Do this:
Take the material and output all of it exactly.
* start Data for this exercise *
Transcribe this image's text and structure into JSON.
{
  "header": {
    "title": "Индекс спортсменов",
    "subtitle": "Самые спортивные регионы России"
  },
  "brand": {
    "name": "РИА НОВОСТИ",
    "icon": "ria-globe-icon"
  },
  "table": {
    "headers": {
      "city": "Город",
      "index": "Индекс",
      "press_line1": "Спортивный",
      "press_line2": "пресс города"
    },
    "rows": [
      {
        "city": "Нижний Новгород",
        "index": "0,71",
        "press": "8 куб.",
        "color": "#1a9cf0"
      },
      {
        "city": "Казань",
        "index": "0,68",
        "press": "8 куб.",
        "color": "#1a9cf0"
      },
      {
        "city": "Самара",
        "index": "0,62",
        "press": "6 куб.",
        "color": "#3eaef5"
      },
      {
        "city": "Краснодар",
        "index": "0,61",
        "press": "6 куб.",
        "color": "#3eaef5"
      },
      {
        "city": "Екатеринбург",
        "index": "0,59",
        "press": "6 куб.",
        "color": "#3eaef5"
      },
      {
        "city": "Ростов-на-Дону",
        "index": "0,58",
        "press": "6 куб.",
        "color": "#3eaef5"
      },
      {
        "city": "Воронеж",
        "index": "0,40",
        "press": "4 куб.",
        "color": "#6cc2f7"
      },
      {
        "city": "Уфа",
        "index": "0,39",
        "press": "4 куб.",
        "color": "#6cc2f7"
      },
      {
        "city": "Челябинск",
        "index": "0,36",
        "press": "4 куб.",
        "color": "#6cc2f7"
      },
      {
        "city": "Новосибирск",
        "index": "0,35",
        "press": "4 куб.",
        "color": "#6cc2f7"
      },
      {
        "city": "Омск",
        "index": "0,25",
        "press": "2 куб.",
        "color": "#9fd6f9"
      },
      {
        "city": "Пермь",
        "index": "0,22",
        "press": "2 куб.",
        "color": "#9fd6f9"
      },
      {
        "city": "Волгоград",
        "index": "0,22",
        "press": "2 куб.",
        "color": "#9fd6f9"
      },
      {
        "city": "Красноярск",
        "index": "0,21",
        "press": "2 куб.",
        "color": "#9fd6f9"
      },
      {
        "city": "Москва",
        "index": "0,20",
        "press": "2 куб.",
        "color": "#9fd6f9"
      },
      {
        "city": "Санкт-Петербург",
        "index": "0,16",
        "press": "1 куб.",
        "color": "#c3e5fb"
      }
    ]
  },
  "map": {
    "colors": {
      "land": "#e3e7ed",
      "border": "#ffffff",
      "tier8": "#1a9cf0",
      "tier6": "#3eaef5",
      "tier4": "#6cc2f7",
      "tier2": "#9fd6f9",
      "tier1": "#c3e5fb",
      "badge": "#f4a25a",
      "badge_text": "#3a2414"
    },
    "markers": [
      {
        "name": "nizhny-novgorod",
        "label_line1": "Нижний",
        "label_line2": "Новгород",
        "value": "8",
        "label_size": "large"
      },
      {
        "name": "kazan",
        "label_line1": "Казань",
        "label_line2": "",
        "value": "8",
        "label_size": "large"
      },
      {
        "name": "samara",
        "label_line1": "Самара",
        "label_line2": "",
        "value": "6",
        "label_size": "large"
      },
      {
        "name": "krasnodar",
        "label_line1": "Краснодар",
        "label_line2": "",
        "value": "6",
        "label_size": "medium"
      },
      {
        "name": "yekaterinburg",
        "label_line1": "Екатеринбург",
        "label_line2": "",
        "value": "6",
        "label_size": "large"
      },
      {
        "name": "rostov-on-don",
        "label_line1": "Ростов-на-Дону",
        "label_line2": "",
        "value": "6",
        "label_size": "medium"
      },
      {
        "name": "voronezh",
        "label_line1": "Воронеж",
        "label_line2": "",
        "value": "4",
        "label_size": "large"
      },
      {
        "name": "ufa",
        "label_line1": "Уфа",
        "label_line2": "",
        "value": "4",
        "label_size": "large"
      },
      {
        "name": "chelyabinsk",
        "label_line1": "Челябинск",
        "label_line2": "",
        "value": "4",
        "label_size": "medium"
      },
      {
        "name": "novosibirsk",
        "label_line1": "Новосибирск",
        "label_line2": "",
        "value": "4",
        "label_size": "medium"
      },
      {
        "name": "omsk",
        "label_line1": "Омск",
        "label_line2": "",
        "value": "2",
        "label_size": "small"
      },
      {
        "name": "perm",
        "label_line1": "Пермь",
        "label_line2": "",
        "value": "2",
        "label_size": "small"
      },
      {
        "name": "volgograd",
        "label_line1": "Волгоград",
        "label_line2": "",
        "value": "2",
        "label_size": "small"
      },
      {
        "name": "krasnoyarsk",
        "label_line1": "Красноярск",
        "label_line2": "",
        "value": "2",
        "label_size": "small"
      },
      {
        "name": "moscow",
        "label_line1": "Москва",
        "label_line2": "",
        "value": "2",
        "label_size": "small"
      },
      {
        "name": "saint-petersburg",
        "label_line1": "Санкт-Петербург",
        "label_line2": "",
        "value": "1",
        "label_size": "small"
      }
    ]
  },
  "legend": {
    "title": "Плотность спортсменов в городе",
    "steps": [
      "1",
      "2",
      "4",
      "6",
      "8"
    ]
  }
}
* end Data for this exercise *
Right answer:
Transcribe this image's text and structure into JSON.
{
  "header": {
    "title": "Индекс спортсменов",
    "subtitle": "Самые спортивные регионы России"
  },
  "brand": {
    "name": "РИА НОВОСТИ",
    "icon": "ria-globe-icon"
  },
  "table": {
    "headers": {
      "city": "Город",
      "index": "Индекс",
      "press_line1": "Спортивный",
      "press_line2": "пресс города"
    },
    "rows": [
      {
        "city": "Нижний Новгород",
        "index": "0,71",
        "press": "8 куб.",
        "color": "#1a9cf0"
      },
      {
        "city": "Казань",
        "index": "0,68",
        "press": "8 куб.",
        "color": "#1a9cf0"
      },
      {
        "city": "Самара",
        "index": "0,62",
        "press": "6 куб.",
        "color": "#3eaef5"
      },
      {
        "city": "Краснодар",
        "index": "0,61",
        "press": "6 куб.",
        "color": "#3eaef5"
      },
      {
        "city": "Екатеринбург",
        "index": "0,59",
        "press": "6 куб.",
        "color": "#3eaef5"
      },
      {
        "city": "Ростов-на-Дону",
        "index": "0,58",
        "press": "6 куб.",
        "color": "#3eaef5"
      },
      {
        "city": "Воронеж",
        "index": "0,40",
        "press": "4 куб.",
        "color": "#6cc2f7"
      },
      {
        "city": "Уфа",
        "index": "0,39",
        "press": "4 куб.",
        "color": "#6cc2f7"
      },
      {
        "city": "Челябинск",
        "index": "0,36",
        "press": "4 куб.",
        "color": "#6cc2f7"
      },
      {
        "city": "Новосибирск",
        "index": "0,35",
        "press": "4 куб.",
        "color": "#6cc2f7"
      },
      {
        "city": "Омск",
        "index": "0,25",
        "press": "2 куб.",
        "color": "#9fd6f9"
      },
      {
        "city": "Пермь",
        "index": "0,22",
        "press": "2 куб.",
        "color": "#9fd6f9"
      },
      {
        "city": "Волгоград",
        "index": "0,22",
        "press": "2 куб.",
        "color": "#9fd6f9"
      },
      {
        "city": "Красноярск",
        "index": "0,21",
        "press": "2 куб.",
        "color": "#9fd6f9"
      },
      {
        "city": "Москва",
        "index": "0,20",
        "press": "2 куб.",
        "color": "#9fd6f9"
      },
      {
        "city": "Санкт-Петербург",
        "index": "0,16",
        "press": "1 куб.",
        "color": "#c3e5fb"
      }
    ]
  },
  "map": {
    "colors": {
      "land": "#e3e7ed",
      "border": "#ffffff",
      "tier8": "#1a9cf0",
      "tier6": "#3eaef5",
      "tier4": "#6cc2f7",
      "tier2": "#9fd6f9",
      "tier1": "#c3e5fb",
      "badge": "#f4a25a",
      "badge_text": "#3a2414"
    },
    "markers": [
      {
        "name": "nizhny-novgorod",
        "label_line1": "Нижний",
        "label_line2": "Новгород",
        "value": "8",
        "label_size": "large"
      },
      {
        "name": "kazan",
        "label_line1": "Казань",
        "label_line2": "",
        "value": "8",
        "label_size": "large"
      },
      {
        "name": "samara",
        "label_line1": "Самара",
        "label_line2": "",
        "value": "6",
        "label_size": "large"
      },
      {
        "name": "krasnodar",
        "label_line1": "Краснодар",
        "label_line2": "",
        "value": "6",
        "label_size": "medium"
      },
      {
        "name": "yekaterinburg",
        "label_line1": "Екатеринбург",
        "label_line2": "",
        "value": "6",
        "label_size": "large"
      },
      {
        "name": "rostov-on-don",
        "label_line1": "Ростов-на-Дону",
        "label_line2": "",
        "value": "6",
        "label_size": "medium"
      },
      {
        "name": "voronezh",
        "label_line1": "Воронеж",
        "label_line2": "",
        "value": "4",
        "label_size": "large"
      },
      {
        "name": "ufa",
        "label_line1": "Уфа",
        "label_line2": "",
        "value": "4",
        "label_size": "large"
      },
      {
        "name": "chelyabinsk",
        "label_line1": "Челябинск",
        "label_line2": "",
        "value": "4",
        "label_size": "medium"
      },
      {
        "name": "novosibirsk",
        "label_line1": "Новосибирск",
        "label_line2": "",
        "value": "4",
        "label_size": "medium"
      },
      {
        "name": "omsk",
        "label_line1": "Омск",
        "label_line2": "",
        "value": "2",
        "label_size": "small"
      },
      {
        "name": "perm",
        "label_line1": "Пермь",
        "label_line2": "",
        "value": "2",
        "label_size": "small"
      },
      {
        "name": "volgograd",
        "label_line1": "Волгоград",
        "label_line2": "",
        "value": "2",
        "label_size": "small"
      },
      {
        "name": "krasnoyarsk",
        "label_line1": "Красноярск",
        "label_line2": "",
        "value": "2",
        "label_size": "small"
      },
      {
        "name": "moscow",
        "label_line1": "Москва",
        "label_line2": "",
        "value": "2",
        "label_size": "small"
      },
      {
        "name": "saint-petersburg",
        "label_line1": "Санкт-Петербург",
        "label_line2": "",
        "value": "1",
        "label_size": "small"
      }
    ]
  },
  "legend": {
    "title": "Плотность спортсменов в городе",
    "steps": [
      "1",
      "2",
      "4",
      "6",
      "8"
    ]
  }
}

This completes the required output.